**Written exercise**
Extract each line bearing the word "action".

**Items from a data source**
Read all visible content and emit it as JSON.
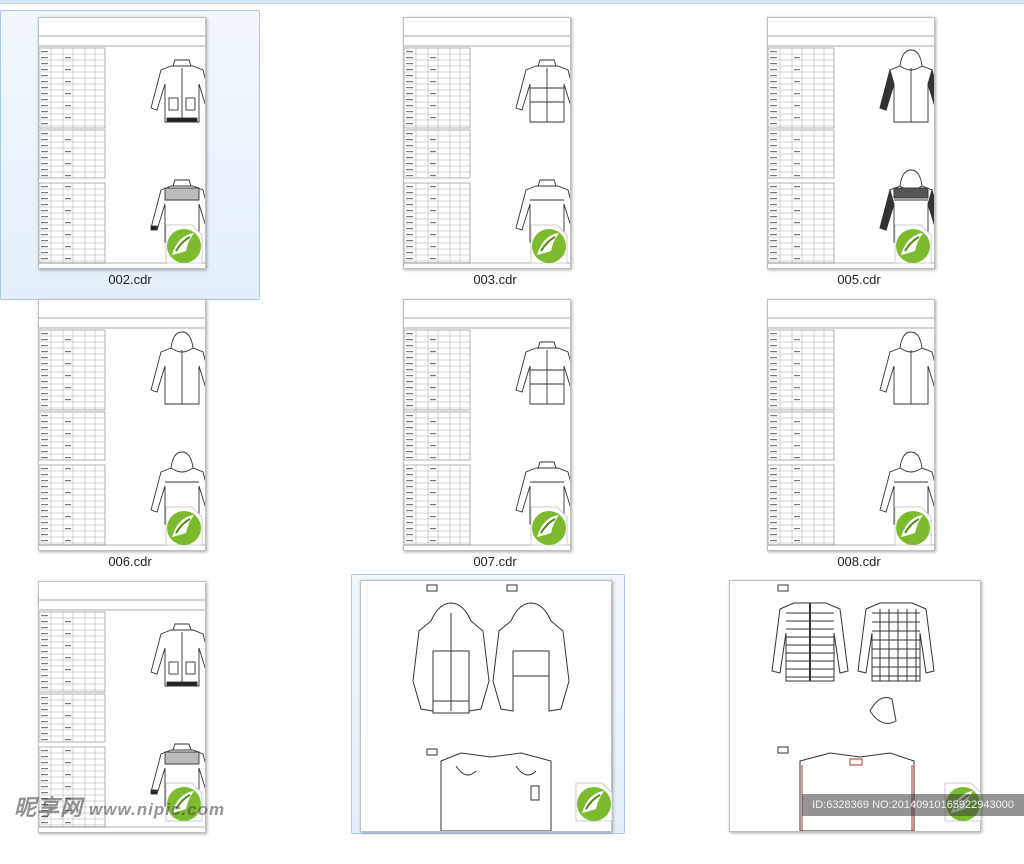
{
  "window": {
    "selection_color": "#e4effb"
  },
  "files": [
    {
      "name": "002.cdr",
      "kind": "spec",
      "jacket": "pocket-jacket",
      "selected": true
    },
    {
      "name": "003.cdr",
      "kind": "spec",
      "jacket": "stripe-jacket",
      "selected": false
    },
    {
      "name": "005.cdr",
      "kind": "spec",
      "jacket": "hood-dark",
      "selected": false
    },
    {
      "name": "006.cdr",
      "kind": "spec",
      "jacket": "hood-light",
      "selected": false
    },
    {
      "name": "007.cdr",
      "kind": "spec",
      "jacket": "panel-jacket",
      "selected": false
    },
    {
      "name": "008.cdr",
      "kind": "spec",
      "jacket": "hood-zip",
      "selected": false
    },
    {
      "name": "",
      "kind": "spec",
      "jacket": "pocket-jacket-2",
      "selected": false
    },
    {
      "name": "",
      "kind": "drawing-hood",
      "jacket": "hood-drawing",
      "selected": true
    },
    {
      "name": "",
      "kind": "drawing-quilt",
      "jacket": "quilt-drawing",
      "selected": false
    }
  ],
  "icons": {
    "cdr": "coreldraw-file-icon"
  },
  "colors": {
    "cdr_green": "#7dbb2e",
    "cdr_dark": "#4f8a12"
  },
  "watermark": {
    "logo_text": "昵享网",
    "site": "www.nipic.com",
    "id_text": "ID:6328369 NO:20140910165922943000"
  }
}
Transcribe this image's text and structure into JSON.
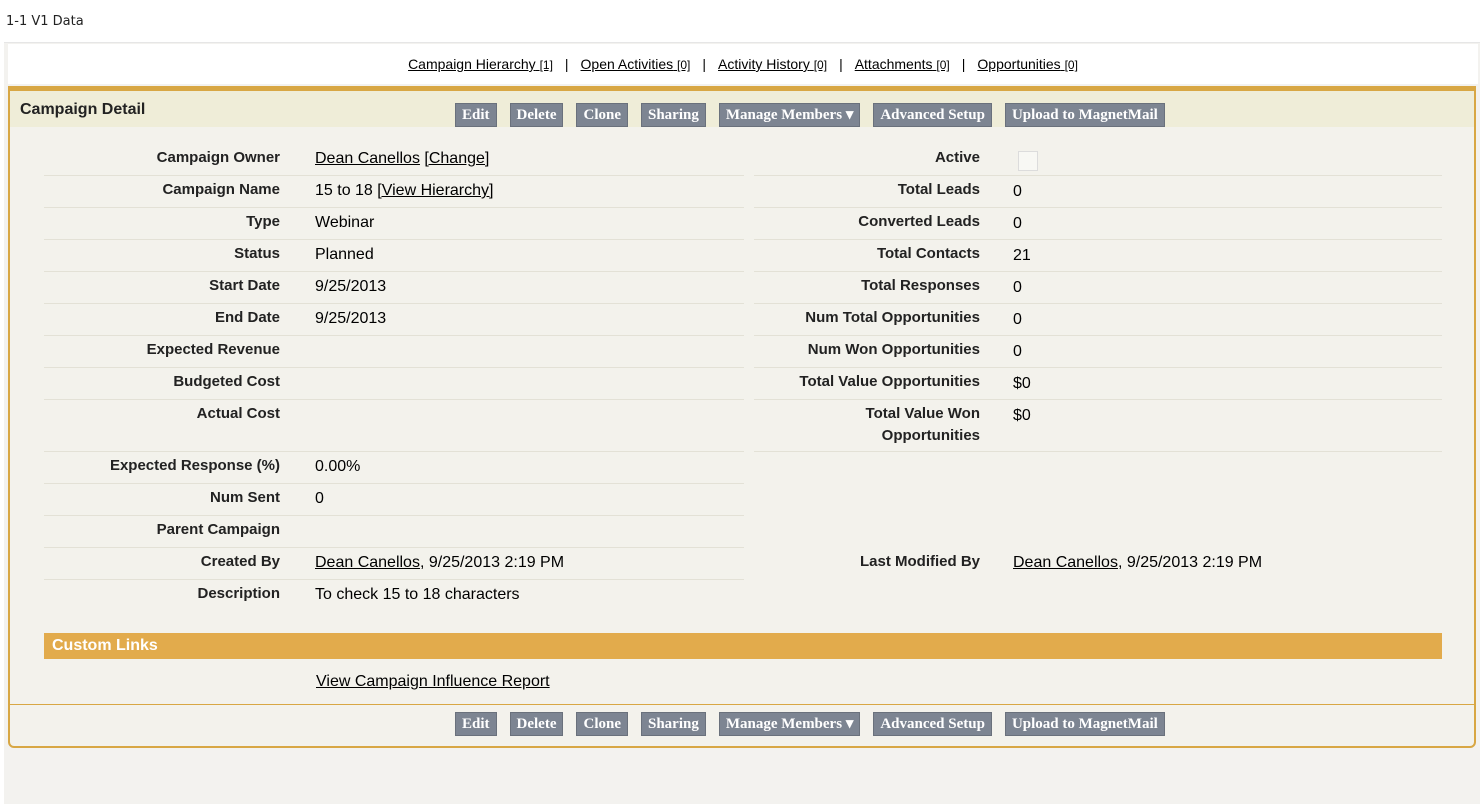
{
  "page_label": "1-1 V1 Data",
  "related_links": [
    {
      "label": "Campaign Hierarchy",
      "count": "[1]"
    },
    {
      "label": "Open Activities",
      "count": "[0]"
    },
    {
      "label": "Activity History",
      "count": "[0]"
    },
    {
      "label": "Attachments",
      "count": "[0]"
    },
    {
      "label": "Opportunities",
      "count": "[0]"
    }
  ],
  "separator": "|",
  "panel_title": "Campaign Detail",
  "buttons": {
    "edit": "Edit",
    "delete": "Delete",
    "clone": "Clone",
    "sharing": "Sharing",
    "manage_members": "Manage Members",
    "advanced_setup": "Advanced Setup",
    "upload": "Upload to MagnetMail"
  },
  "left_fields": {
    "campaign_owner": {
      "label": "Campaign Owner",
      "value": "Dean Canellos",
      "action": "[Change]"
    },
    "campaign_name": {
      "label": "Campaign Name",
      "value": "15 to 18",
      "action": "[View Hierarchy]"
    },
    "type": {
      "label": "Type",
      "value": "Webinar"
    },
    "status": {
      "label": "Status",
      "value": "Planned"
    },
    "start_date": {
      "label": "Start Date",
      "value": "9/25/2013"
    },
    "end_date": {
      "label": "End Date",
      "value": "9/25/2013"
    },
    "expected_revenue": {
      "label": "Expected Revenue",
      "value": ""
    },
    "budgeted_cost": {
      "label": "Budgeted Cost",
      "value": ""
    },
    "actual_cost": {
      "label": "Actual Cost",
      "value": ""
    },
    "expected_response": {
      "label": "Expected Response (%)",
      "value": "0.00%"
    },
    "num_sent": {
      "label": "Num Sent",
      "value": "0"
    },
    "parent_campaign": {
      "label": "Parent Campaign",
      "value": ""
    },
    "created_by": {
      "label": "Created By",
      "user": "Dean Canellos",
      "date": ", 9/25/2013 2:19 PM"
    },
    "description": {
      "label": "Description",
      "value": "To check 15 to 18 characters"
    }
  },
  "right_fields": {
    "active": {
      "label": "Active",
      "checked": false
    },
    "total_leads": {
      "label": "Total Leads",
      "value": "0"
    },
    "converted_leads": {
      "label": "Converted Leads",
      "value": "0"
    },
    "total_contacts": {
      "label": "Total Contacts",
      "value": "21"
    },
    "total_responses": {
      "label": "Total Responses",
      "value": "0"
    },
    "num_total_opps": {
      "label": "Num Total Opportunities",
      "value": "0"
    },
    "num_won_opps": {
      "label": "Num Won Opportunities",
      "value": "0"
    },
    "total_value_opps": {
      "label": "Total Value Opportunities",
      "value": "$0"
    },
    "total_value_won_line1": {
      "label": "Total Value Won",
      "value": "$0"
    },
    "total_value_won_line2": {
      "label": "Opportunities"
    },
    "last_modified_by": {
      "label": "Last Modified By",
      "user": "Dean Canellos",
      "date": ", 9/25/2013 2:19 PM"
    }
  },
  "custom_links": {
    "title": "Custom Links",
    "link": "View Campaign Influence Report"
  },
  "colors": {
    "accent": "#d8a744",
    "button": "#7d8592",
    "header_bg": "#efedd8"
  }
}
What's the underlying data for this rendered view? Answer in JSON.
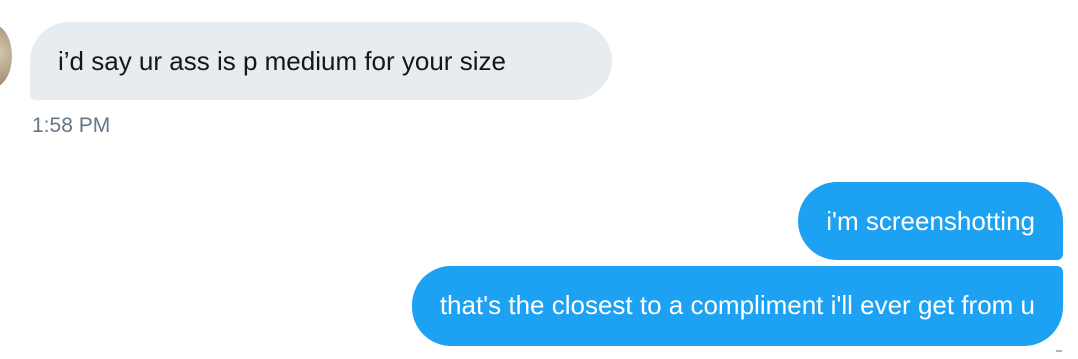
{
  "conversation": {
    "messages": [
      {
        "direction": "incoming",
        "text": "i’d say ur ass is p medium for your size"
      },
      {
        "direction": "outgoing",
        "text": "i'm screenshotting"
      },
      {
        "direction": "outgoing",
        "text": "that's the closest to a compliment i'll ever get from u"
      }
    ],
    "incoming_timestamp": "1:58 PM"
  },
  "colors": {
    "incoming_bubble": "#e6ecf0",
    "outgoing_bubble": "#1da1f2",
    "timestamp_text": "#657786"
  }
}
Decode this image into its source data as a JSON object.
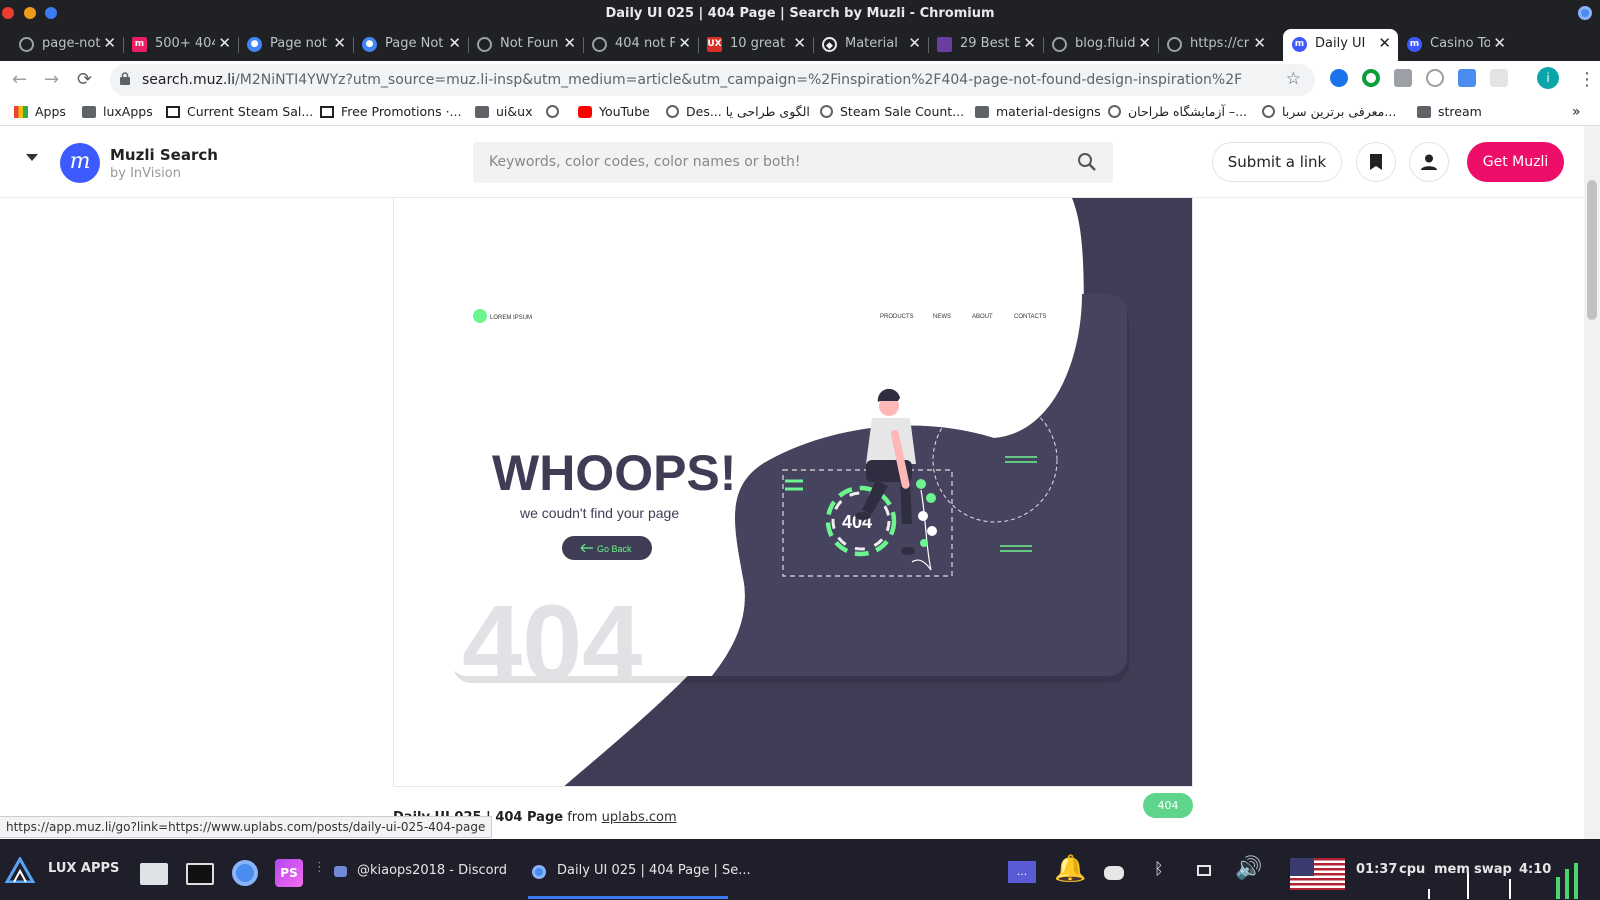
{
  "window": {
    "title": "Daily UI 025 | 404 Page | Search by Muzli - Chromium"
  },
  "tabs": [
    {
      "label": "page-not",
      "fav": "#9aa0a6"
    },
    {
      "label": "500+ 404",
      "fav": "#e91e63"
    },
    {
      "label": "Page not",
      "fav": "#4285f4"
    },
    {
      "label": "Page Not",
      "fav": "#4285f4"
    },
    {
      "label": "Not Foun",
      "fav": "#9aa0a6"
    },
    {
      "label": "404 not F",
      "fav": "#9aa0a6"
    },
    {
      "label": "10 great",
      "fav": "#d93025"
    },
    {
      "label": "Material",
      "fav": "#202124"
    },
    {
      "label": "29 Best E",
      "fav": "#6a3ea1"
    },
    {
      "label": "blog.fluid",
      "fav": "#9aa0a6"
    },
    {
      "label": "https://cr",
      "fav": "#9aa0a6"
    },
    {
      "label": "Daily UI",
      "fav": "#3d5afe"
    },
    {
      "label": "Casino To",
      "fav": "#3d5afe"
    }
  ],
  "toolbar": {
    "url_host": "search.muz.li",
    "url_path": "/M2NiNTI4YWYz?utm_source=muz.li-insp&utm_medium=article&utm_campaign=%2Finspiration%2F404-page-not-found-design-inspiration%2F",
    "profile_initial": "i"
  },
  "bookmarks": [
    {
      "label": "Apps",
      "icon": "apps-grid"
    },
    {
      "label": "luxApps",
      "icon": "folder"
    },
    {
      "label": "Current Steam Sal...",
      "icon": "steam"
    },
    {
      "label": "Free Promotions ·...",
      "icon": "steam"
    },
    {
      "label": "ui&ux",
      "icon": "folder"
    },
    {
      "label": "",
      "icon": "globe"
    },
    {
      "label": "YouTube",
      "icon": "youtube"
    },
    {
      "label": "Des... الگوی طراحی یا",
      "icon": "globe"
    },
    {
      "label": "Steam Sale Count...",
      "icon": "globe"
    },
    {
      "label": "material-designs",
      "icon": "folder"
    },
    {
      "label": "آزمایشگاه طراحان –...",
      "icon": "globe"
    },
    {
      "label": "معرفی برترین سربا...",
      "icon": "globe"
    },
    {
      "label": "stream",
      "icon": "folder"
    }
  ],
  "header": {
    "brand": "Muzli Search",
    "brand_sub": "by InVision",
    "logo_letter": "m",
    "search_placeholder": "Keywords, color codes, color names or both!",
    "submit_label": "Submit a link",
    "cta_label": "Get Muzli"
  },
  "shot": {
    "mock_logo": "LOREM IPSUM",
    "mock_nav": [
      "PRODUCTS",
      "NEWS",
      "ABOUT",
      "CONTACTS"
    ],
    "headline": "WHOOPS!",
    "subline": "we coudn't find your page",
    "button": "Go Back",
    "big_number": "404",
    "badge_number": "404"
  },
  "caption": {
    "title": "Daily UI 025 | 404 Page",
    "from": "from",
    "source": "uplabs.com",
    "tag": "404"
  },
  "status_url": "https://app.muz.li/go?link=https://www.uplabs.com/posts/daily-ui-025-404-page",
  "taskbar": {
    "launcher": "LUX APPS",
    "discord": "@kiaops2018 - Discord",
    "chromium": "Daily UI 025 | 404 Page | Se...",
    "clock": "01:37",
    "cpu": "cpu",
    "mem": "mem",
    "swap": "swap",
    "battery": "4:10",
    "window_btn": "..."
  },
  "colors": {
    "brand_pink": "#ee0d68",
    "muzli_blue": "#3d5afe",
    "illustration_dark": "#3f3d56",
    "accent_green": "#6cf58f"
  }
}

**Worked solution**
      "action": "[Change]"
      "action": "[View Hierarchy]"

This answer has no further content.